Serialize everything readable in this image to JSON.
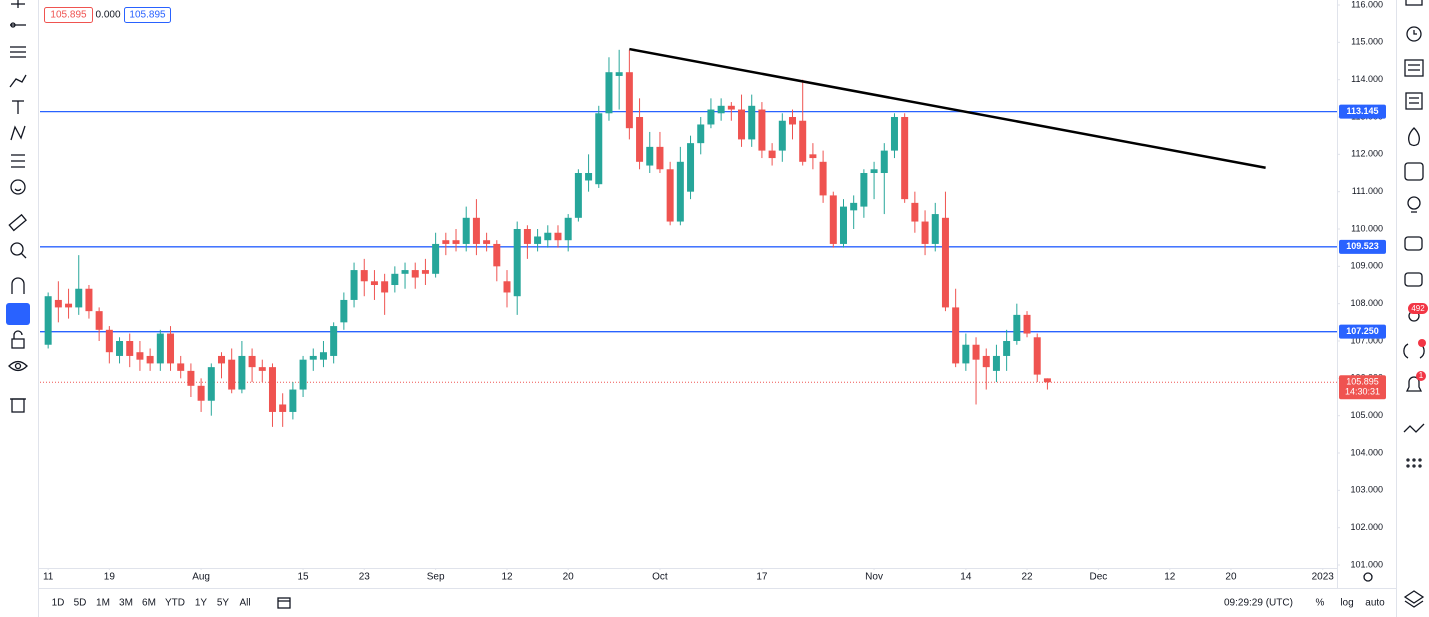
{
  "chart_data": {
    "type": "candlestick",
    "open": [
      106.9,
      108.1,
      108.0,
      107.9,
      108.4,
      107.8,
      107.3,
      106.6,
      107.0,
      106.7,
      106.6,
      106.4,
      107.2,
      106.4,
      106.2,
      105.8,
      105.4,
      106.6,
      106.5,
      105.7,
      106.6,
      106.3,
      106.3,
      105.3,
      105.1,
      105.7,
      106.5,
      106.5,
      106.6,
      107.5,
      108.1,
      108.9,
      108.6,
      108.6,
      108.5,
      108.8,
      108.9,
      108.9,
      108.8,
      109.7,
      109.7,
      109.6,
      110.3,
      109.7,
      109.6,
      108.6,
      108.2,
      110.0,
      109.6,
      109.7,
      109.9,
      109.7,
      110.3,
      111.3,
      111.2,
      113.1,
      114.1,
      114.2,
      113.0,
      111.7,
      112.2,
      111.6,
      110.2,
      111.0,
      112.3,
      112.8,
      113.1,
      113.3,
      113.2,
      112.4,
      113.2,
      112.1,
      112.1,
      113.0,
      112.9,
      112.0,
      111.8,
      110.9,
      109.6,
      110.5,
      110.6,
      111.5,
      111.5,
      112.1,
      113.0,
      110.7,
      110.2,
      109.6,
      110.3,
      107.9,
      106.4,
      106.9,
      106.6,
      106.2,
      106.6,
      107.0,
      107.7,
      107.1,
      106.0
    ],
    "high": [
      108.3,
      108.6,
      108.4,
      109.3,
      108.5,
      107.9,
      107.4,
      107.1,
      107.2,
      107.0,
      106.8,
      107.3,
      107.4,
      106.6,
      106.4,
      106.0,
      106.4,
      106.7,
      106.8,
      107.0,
      106.8,
      106.5,
      106.4,
      105.6,
      105.9,
      106.6,
      106.8,
      107.0,
      107.5,
      108.3,
      109.1,
      109.2,
      108.9,
      108.8,
      109.0,
      109.1,
      109.1,
      109.2,
      109.9,
      109.9,
      110.0,
      110.6,
      110.8,
      109.9,
      109.7,
      108.9,
      110.2,
      110.1,
      110.0,
      110.1,
      110.1,
      110.4,
      111.6,
      112.0,
      113.3,
      114.6,
      114.8,
      114.8,
      113.5,
      112.6,
      112.6,
      111.8,
      112.2,
      112.5,
      113.0,
      113.5,
      113.5,
      113.4,
      113.6,
      113.6,
      113.4,
      112.3,
      113.1,
      113.2,
      114.0,
      112.3,
      112.1,
      111.0,
      110.8,
      110.9,
      111.6,
      111.8,
      112.3,
      113.1,
      113.1,
      111.0,
      110.5,
      110.7,
      111.0,
      108.4,
      107.2,
      107.1,
      106.8,
      106.9,
      107.3,
      108.0,
      107.8,
      107.2,
      106.0
    ],
    "low": [
      106.8,
      107.5,
      107.6,
      107.7,
      107.6,
      107.0,
      106.4,
      106.4,
      106.3,
      106.2,
      106.2,
      106.2,
      106.2,
      106.0,
      105.5,
      105.1,
      105.0,
      106.0,
      105.6,
      105.6,
      105.9,
      105.9,
      104.7,
      104.7,
      104.9,
      105.5,
      106.2,
      106.3,
      106.4,
      107.3,
      107.9,
      108.2,
      108.1,
      107.7,
      108.3,
      108.4,
      108.4,
      108.5,
      108.7,
      109.3,
      109.4,
      109.4,
      109.3,
      109.4,
      108.6,
      107.9,
      107.7,
      109.2,
      109.4,
      109.5,
      109.5,
      109.4,
      110.2,
      111.0,
      111.1,
      112.9,
      113.2,
      112.4,
      111.6,
      111.5,
      111.5,
      110.1,
      110.1,
      110.8,
      112.0,
      112.7,
      112.9,
      112.9,
      112.2,
      112.2,
      111.9,
      111.7,
      111.8,
      112.4,
      111.7,
      111.6,
      110.7,
      109.5,
      109.5,
      110.0,
      110.3,
      110.8,
      110.4,
      111.9,
      110.7,
      109.9,
      109.3,
      109.4,
      107.8,
      106.3,
      106.2,
      105.3,
      105.7,
      105.9,
      106.2,
      106.9,
      107.1,
      105.9,
      105.7
    ],
    "close": [
      108.2,
      107.9,
      107.9,
      108.4,
      107.8,
      107.3,
      106.7,
      107.0,
      106.6,
      106.5,
      106.4,
      107.2,
      106.4,
      106.2,
      105.8,
      105.4,
      106.3,
      106.4,
      105.7,
      106.6,
      106.3,
      106.2,
      105.1,
      105.1,
      105.7,
      106.5,
      106.6,
      106.7,
      107.4,
      108.1,
      108.9,
      108.6,
      108.5,
      108.3,
      108.8,
      108.9,
      108.7,
      108.8,
      109.6,
      109.6,
      109.6,
      110.3,
      109.6,
      109.6,
      109.0,
      108.3,
      110.0,
      109.6,
      109.8,
      109.9,
      109.7,
      110.3,
      111.5,
      111.5,
      113.1,
      114.2,
      114.2,
      112.7,
      111.8,
      112.2,
      111.6,
      110.2,
      111.8,
      112.3,
      112.8,
      113.2,
      113.3,
      113.2,
      112.4,
      113.3,
      112.1,
      111.9,
      112.9,
      112.8,
      111.8,
      111.9,
      110.9,
      109.6,
      110.6,
      110.7,
      111.5,
      111.6,
      112.1,
      113.0,
      110.8,
      110.2,
      109.6,
      110.4,
      107.9,
      106.4,
      106.9,
      106.5,
      106.3,
      106.6,
      107.0,
      107.7,
      107.2,
      106.1,
      105.895
    ],
    "up_color": "#26a69a",
    "down_color": "#ef5350",
    "xlim": [
      -0.8,
      126.4
    ],
    "xticks": [
      {
        "value": 0,
        "label": "11"
      },
      {
        "value": 6,
        "label": "19"
      },
      {
        "value": 15,
        "label": "Aug"
      },
      {
        "value": 25,
        "label": "15"
      },
      {
        "value": 31,
        "label": "23"
      },
      {
        "value": 38,
        "label": "Sep"
      },
      {
        "value": 45,
        "label": "12"
      },
      {
        "value": 51,
        "label": "20"
      },
      {
        "value": 60,
        "label": "Oct"
      },
      {
        "value": 70,
        "label": "17"
      },
      {
        "value": 81,
        "label": "Nov"
      },
      {
        "value": 90,
        "label": "14"
      },
      {
        "value": 96,
        "label": "22"
      },
      {
        "value": 103,
        "label": "Dec"
      },
      {
        "value": 110,
        "label": "12"
      },
      {
        "value": 116,
        "label": "20"
      },
      {
        "value": 125,
        "label": "2023"
      }
    ],
    "ylim": [
      100.92,
      116.134
    ],
    "yticks": [
      {
        "value": 101,
        "label": "101.000"
      },
      {
        "value": 102,
        "label": "102.000"
      },
      {
        "value": 103,
        "label": "103.000"
      },
      {
        "value": 104,
        "label": "104.000"
      },
      {
        "value": 105,
        "label": "105.000"
      },
      {
        "value": 106,
        "label": "106.000"
      },
      {
        "value": 107,
        "label": "107.000"
      },
      {
        "value": 108,
        "label": "108.000"
      },
      {
        "value": 109,
        "label": "109.000"
      },
      {
        "value": 110,
        "label": "110.000"
      },
      {
        "value": 111,
        "label": "111.000"
      },
      {
        "value": 112,
        "label": "112.000"
      },
      {
        "value": 113,
        "label": "113.000"
      },
      {
        "value": 114,
        "label": "114.000"
      },
      {
        "value": 115,
        "label": "115.000"
      },
      {
        "value": 116,
        "label": "116.000"
      }
    ],
    "grid": false,
    "hlines": [
      {
        "value": 113.145,
        "label": "113.145"
      },
      {
        "value": 109.523,
        "label": "109.523"
      },
      {
        "value": 107.25,
        "label": "107.250"
      }
    ],
    "hline_color": "#2962ff",
    "trendline": {
      "x": [
        57,
        119.4
      ],
      "y": [
        114.82,
        111.64
      ],
      "color": "#000000"
    },
    "last_price": {
      "value": 105.895,
      "label": "105.895"
    },
    "countdown": "14:30:31"
  },
  "ui": {
    "legend": {
      "bid": "105.895",
      "spread": "0.000",
      "ask": "105.895"
    },
    "ranges": [
      "1D",
      "5D",
      "1M",
      "3M",
      "6M",
      "YTD",
      "1Y",
      "5Y",
      "All"
    ],
    "clock": "09:29:29 (UTC)",
    "scale_buttons": [
      "%",
      "log",
      "auto"
    ],
    "badges": [
      "492",
      "1"
    ]
  }
}
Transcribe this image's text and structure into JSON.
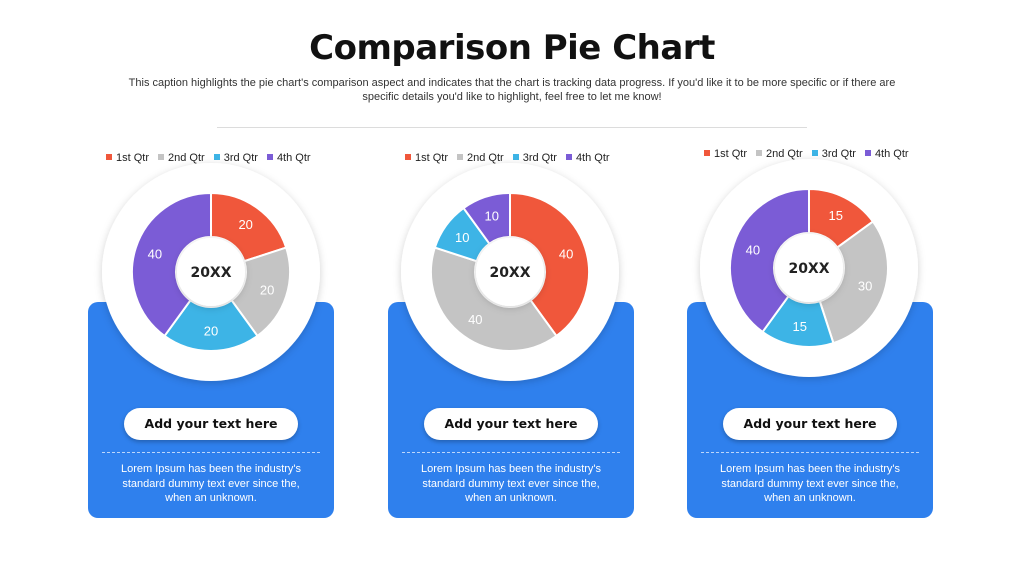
{
  "title": "Comparison Pie Chart",
  "caption": "This caption highlights the pie chart's comparison aspect and indicates that the chart is tracking data progress. If you'd like it to be more specific or if there are specific details you'd like to highlight, feel free to let me know!",
  "colors": {
    "q1": "#f0573b",
    "q2": "#c4c4c4",
    "q3": "#3db4e6",
    "q4": "#7b5cd6",
    "card": "#2f80ed"
  },
  "legend": [
    "1st Qtr",
    "2nd Qtr",
    "3rd Qtr",
    "4th Qtr"
  ],
  "cards": [
    {
      "button_label": "Add your text here",
      "text": "Lorem Ipsum has been the industry's standard dummy text ever since the, when an unknown."
    },
    {
      "button_label": "Add your text here",
      "text": "Lorem Ipsum has been the industry's standard dummy text ever since the, when an unknown."
    },
    {
      "button_label": "Add your text here",
      "text": "Lorem Ipsum has been the industry's standard dummy text ever since the, when an unknown."
    }
  ],
  "chart_data": [
    {
      "type": "pie",
      "center_label": "20XX",
      "categories": [
        "1st Qtr",
        "2nd Qtr",
        "3rd Qtr",
        "4th Qtr"
      ],
      "values": [
        20,
        20,
        20,
        40
      ]
    },
    {
      "type": "pie",
      "center_label": "20XX",
      "categories": [
        "1st Qtr",
        "2nd Qtr",
        "3rd Qtr",
        "4th Qtr"
      ],
      "values": [
        40,
        40,
        10,
        10
      ]
    },
    {
      "type": "pie",
      "center_label": "20XX",
      "categories": [
        "1st Qtr",
        "2nd Qtr",
        "3rd Qtr",
        "4th Qtr"
      ],
      "values": [
        15,
        30,
        15,
        40
      ]
    }
  ]
}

#####

> [Request]: Which lines hold the word "image"? Copy all of them.

> [Reply]:
Serialize everything readable in this image to JSON.
Transcribe this image's text and structure into JSON.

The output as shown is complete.